Start Input rows
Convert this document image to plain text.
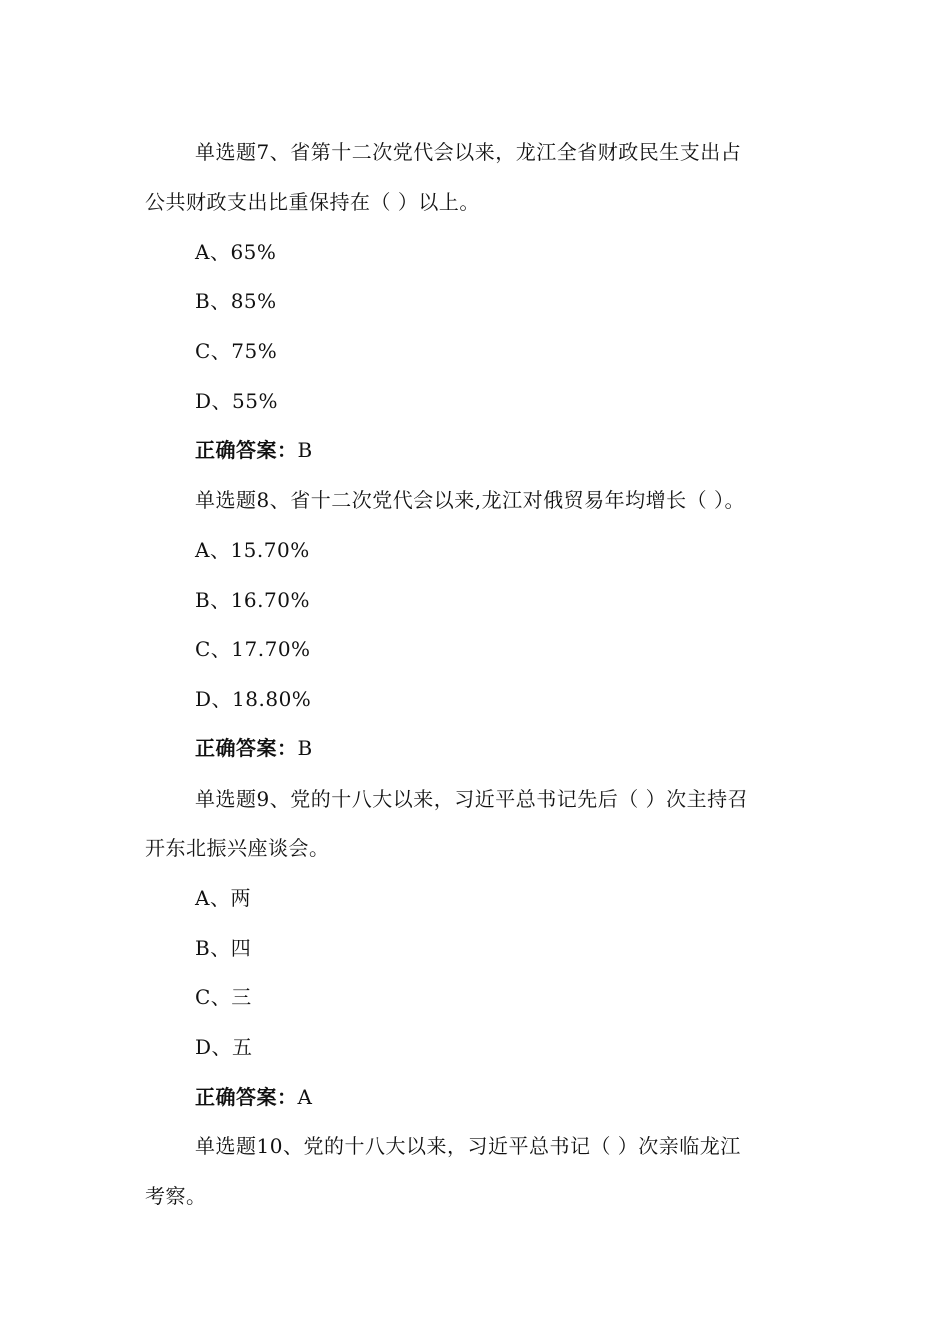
单选题7、省第十二次党代会以来，龙江全省财政民生支出占
公共财政支出比重保持在（ ）以上。
A、65%
B、85%
C、75%
D、55%
正确答案：B
单选题8、省十二次党代会以来,龙江对俄贸易年均增长（ ）。
A、15.70%
B、16.70%
C、17.70%
D、18.80%
正确答案：B
单选题9、党的十八大以来，习近平总书记先后（ ）次主持召
开东北振兴座谈会。
A、两
B、四
C、三
D、五
正确答案：A
单选题10、党的十八大以来，习近平总书记（ ）次亲临龙江
考察。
End Input rows
# Task directions:
In the entries above, identify every line with the word "党的十八大以来". Copy those lines.

# The result:
单选题9、党的十八大以来，习近平总书记先后（ ）次主持召
单选题10、党的十八大以来，习近平总书记（ ）次亲临龙江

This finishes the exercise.